## Recorded data
────────────────────────────────────────
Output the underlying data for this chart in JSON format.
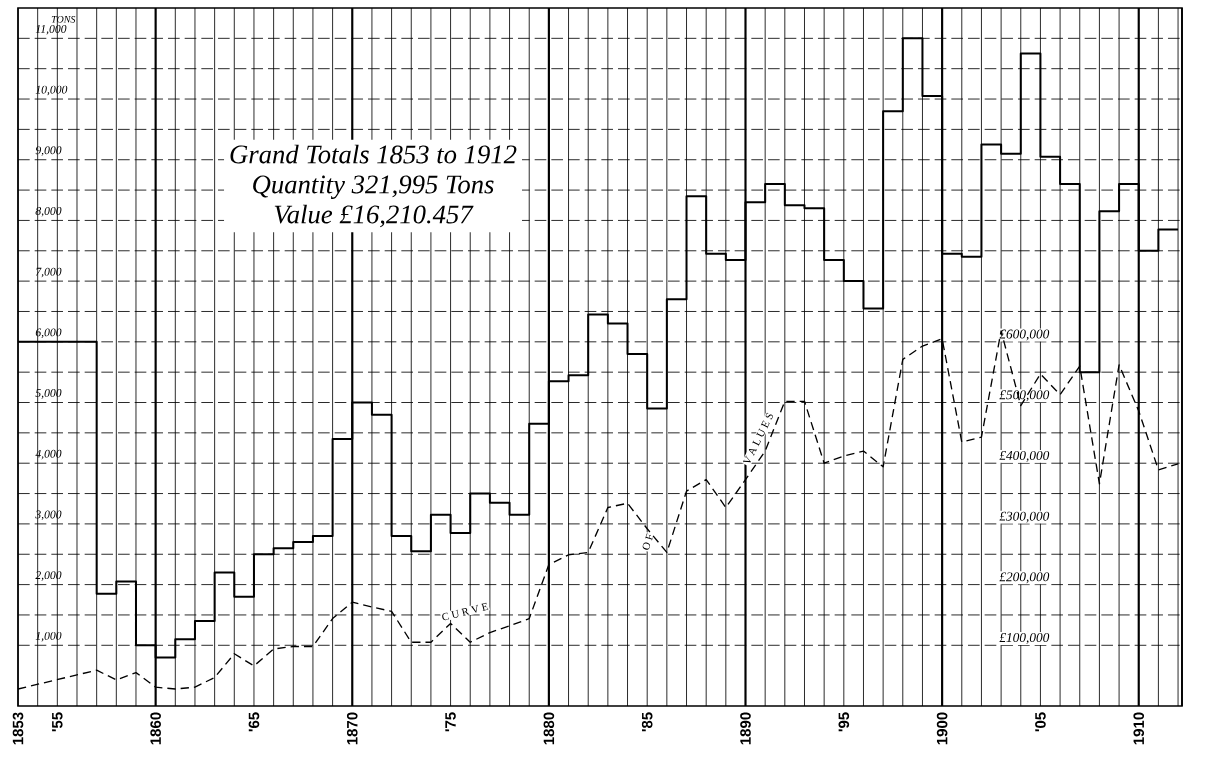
{
  "chart_data": {
    "type": "step",
    "ylabel": "TONS",
    "annotations": [
      "Grand Totals 1853 to 1912",
      "Quantity 321,995 Tons",
      "Value £16,210.457",
      "C U R V E",
      "O F",
      "V A L U E S"
    ],
    "xlim": [
      1853,
      1912.2
    ],
    "xticks": [
      1853,
      {
        "value": 1855,
        "label": "'55"
      },
      1860,
      {
        "value": 1865,
        "label": "'65"
      },
      1870,
      {
        "value": 1875,
        "label": "'75"
      },
      1880,
      {
        "value": 1885,
        "label": "'85"
      },
      1890,
      {
        "value": 1895,
        "label": "'95"
      },
      1900,
      {
        "value": 1905,
        "label": "'05"
      },
      1910
    ],
    "ylim": [
      0,
      11500
    ],
    "yticks": [
      {
        "value": 1000,
        "label": "1,000"
      },
      {
        "value": 2000,
        "label": "2,000"
      },
      {
        "value": 3000,
        "label": "3,000"
      },
      {
        "value": 4000,
        "label": "4,000"
      },
      {
        "value": 5000,
        "label": "5,000"
      },
      {
        "value": 6000,
        "label": "6,000"
      },
      {
        "value": 7000,
        "label": "7,000"
      },
      {
        "value": 8000,
        "label": "8,000"
      },
      {
        "value": 9000,
        "label": "9,000"
      },
      {
        "value": 10000,
        "label": "10,000"
      },
      {
        "value": 11000,
        "label": "11,000"
      }
    ],
    "y2lim": [
      0,
      1150000
    ],
    "y2ticks": [
      {
        "value": 100000,
        "label": "£100,000"
      },
      {
        "value": 200000,
        "label": "£200,000"
      },
      {
        "value": 300000,
        "label": "£300,000"
      },
      {
        "value": 400000,
        "label": "£400,000"
      },
      {
        "value": 500000,
        "label": "£500,000"
      },
      {
        "value": 600000,
        "label": "£600,000"
      }
    ],
    "grid": true,
    "series": [
      {
        "color": "#000000",
        "x": [
          1853,
          1857,
          1858,
          1859,
          1860,
          1861,
          1862,
          1863,
          1864,
          1865,
          1866,
          1867,
          1868,
          1869,
          1870,
          1871,
          1872,
          1873,
          1874,
          1875,
          1876,
          1877,
          1878,
          1879,
          1880,
          1881,
          1882,
          1883,
          1884,
          1885,
          1886,
          1887,
          1888,
          1889,
          1890,
          1891,
          1892,
          1893,
          1894,
          1895,
          1896,
          1897,
          1898,
          1899,
          1900,
          1901,
          1902,
          1903,
          1904,
          1905,
          1906,
          1907,
          1908,
          1909,
          1910,
          1911,
          1912
        ],
        "values": [
          6000,
          1850,
          2050,
          1000,
          800,
          1100,
          1400,
          2200,
          1800,
          2500,
          2600,
          2700,
          2800,
          4400,
          5000,
          4800,
          2800,
          2550,
          3150,
          2850,
          3500,
          3350,
          3150,
          4650,
          5350,
          5450,
          6450,
          6300,
          5800,
          4900,
          6700,
          8400,
          7450,
          7350,
          8300,
          8600,
          8250,
          8200,
          7350,
          7000,
          6550,
          9800,
          11000,
          10050,
          7450,
          7400,
          9250,
          9100,
          10750,
          9050,
          8600,
          5500,
          8150,
          8600,
          7500,
          7850,
          7850
        ]
      },
      {
        "type": "line",
        "axis": "y2",
        "color": "#000000",
        "line_style": "dashed",
        "x": [
          1853,
          1857,
          1858,
          1859,
          1860,
          1861,
          1862,
          1863,
          1864,
          1865,
          1866,
          1867,
          1868,
          1869,
          1870,
          1871,
          1872,
          1873,
          1874,
          1875,
          1876,
          1877,
          1878,
          1879,
          1880,
          1881,
          1882,
          1883,
          1884,
          1885,
          1886,
          1887,
          1888,
          1889,
          1890,
          1891,
          1892,
          1893,
          1894,
          1895,
          1896,
          1897,
          1898,
          1899,
          1900,
          1901,
          1902,
          1903,
          1904,
          1905,
          1906,
          1907,
          1908,
          1909,
          1910,
          1911,
          1912
        ],
        "values": [
          28000,
          59000,
          43000,
          55000,
          31000,
          28000,
          31000,
          47000,
          86000,
          66000,
          94000,
          98000,
          98000,
          144000,
          171000,
          163000,
          156000,
          105000,
          105000,
          136000,
          105000,
          121000,
          132000,
          144000,
          233000,
          249000,
          253000,
          327000,
          334000,
          292000,
          253000,
          354000,
          373000,
          327000,
          373000,
          420000,
          502000,
          502000,
          400000,
          412000,
          420000,
          394000,
          571000,
          593000,
          605000,
          435000,
          443000,
          618000,
          495000,
          547000,
          513000,
          560000,
          366000,
          562000,
          486000,
          389000,
          399000
        ]
      }
    ]
  }
}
────────────────────────────────────────
## Problem requirements
Reproduce all of the data exactly, omitting each picture it holds.

## Answer
Output the underlying data for this chart in JSON format.
{
  "chart_data": {
    "type": "step",
    "ylabel": "TONS",
    "annotations": [
      "Grand Totals 1853 to 1912",
      "Quantity 321,995 Tons",
      "Value £16,210.457",
      "C U R V E",
      "O F",
      "V A L U E S"
    ],
    "xlim": [
      1853,
      1912.2
    ],
    "xticks": [
      1853,
      {
        "value": 1855,
        "label": "'55"
      },
      1860,
      {
        "value": 1865,
        "label": "'65"
      },
      1870,
      {
        "value": 1875,
        "label": "'75"
      },
      1880,
      {
        "value": 1885,
        "label": "'85"
      },
      1890,
      {
        "value": 1895,
        "label": "'95"
      },
      1900,
      {
        "value": 1905,
        "label": "'05"
      },
      1910
    ],
    "ylim": [
      0,
      11500
    ],
    "yticks": [
      {
        "value": 1000,
        "label": "1,000"
      },
      {
        "value": 2000,
        "label": "2,000"
      },
      {
        "value": 3000,
        "label": "3,000"
      },
      {
        "value": 4000,
        "label": "4,000"
      },
      {
        "value": 5000,
        "label": "5,000"
      },
      {
        "value": 6000,
        "label": "6,000"
      },
      {
        "value": 7000,
        "label": "7,000"
      },
      {
        "value": 8000,
        "label": "8,000"
      },
      {
        "value": 9000,
        "label": "9,000"
      },
      {
        "value": 10000,
        "label": "10,000"
      },
      {
        "value": 11000,
        "label": "11,000"
      }
    ],
    "y2lim": [
      0,
      1150000
    ],
    "y2ticks": [
      {
        "value": 100000,
        "label": "£100,000"
      },
      {
        "value": 200000,
        "label": "£200,000"
      },
      {
        "value": 300000,
        "label": "£300,000"
      },
      {
        "value": 400000,
        "label": "£400,000"
      },
      {
        "value": 500000,
        "label": "£500,000"
      },
      {
        "value": 600000,
        "label": "£600,000"
      }
    ],
    "grid": true,
    "series": [
      {
        "color": "#000000",
        "x": [
          1853,
          1857,
          1858,
          1859,
          1860,
          1861,
          1862,
          1863,
          1864,
          1865,
          1866,
          1867,
          1868,
          1869,
          1870,
          1871,
          1872,
          1873,
          1874,
          1875,
          1876,
          1877,
          1878,
          1879,
          1880,
          1881,
          1882,
          1883,
          1884,
          1885,
          1886,
          1887,
          1888,
          1889,
          1890,
          1891,
          1892,
          1893,
          1894,
          1895,
          1896,
          1897,
          1898,
          1899,
          1900,
          1901,
          1902,
          1903,
          1904,
          1905,
          1906,
          1907,
          1908,
          1909,
          1910,
          1911,
          1912
        ],
        "values": [
          6000,
          1850,
          2050,
          1000,
          800,
          1100,
          1400,
          2200,
          1800,
          2500,
          2600,
          2700,
          2800,
          4400,
          5000,
          4800,
          2800,
          2550,
          3150,
          2850,
          3500,
          3350,
          3150,
          4650,
          5350,
          5450,
          6450,
          6300,
          5800,
          4900,
          6700,
          8400,
          7450,
          7350,
          8300,
          8600,
          8250,
          8200,
          7350,
          7000,
          6550,
          9800,
          11000,
          10050,
          7450,
          7400,
          9250,
          9100,
          10750,
          9050,
          8600,
          5500,
          8150,
          8600,
          7500,
          7850,
          7850
        ]
      },
      {
        "type": "line",
        "axis": "y2",
        "color": "#000000",
        "line_style": "dashed",
        "x": [
          1853,
          1857,
          1858,
          1859,
          1860,
          1861,
          1862,
          1863,
          1864,
          1865,
          1866,
          1867,
          1868,
          1869,
          1870,
          1871,
          1872,
          1873,
          1874,
          1875,
          1876,
          1877,
          1878,
          1879,
          1880,
          1881,
          1882,
          1883,
          1884,
          1885,
          1886,
          1887,
          1888,
          1889,
          1890,
          1891,
          1892,
          1893,
          1894,
          1895,
          1896,
          1897,
          1898,
          1899,
          1900,
          1901,
          1902,
          1903,
          1904,
          1905,
          1906,
          1907,
          1908,
          1909,
          1910,
          1911,
          1912
        ],
        "values": [
          28000,
          59000,
          43000,
          55000,
          31000,
          28000,
          31000,
          47000,
          86000,
          66000,
          94000,
          98000,
          98000,
          144000,
          171000,
          163000,
          156000,
          105000,
          105000,
          136000,
          105000,
          121000,
          132000,
          144000,
          233000,
          249000,
          253000,
          327000,
          334000,
          292000,
          253000,
          354000,
          373000,
          327000,
          373000,
          420000,
          502000,
          502000,
          400000,
          412000,
          420000,
          394000,
          571000,
          593000,
          605000,
          435000,
          443000,
          618000,
          495000,
          547000,
          513000,
          560000,
          366000,
          562000,
          486000,
          389000,
          399000
        ]
      }
    ]
  }
}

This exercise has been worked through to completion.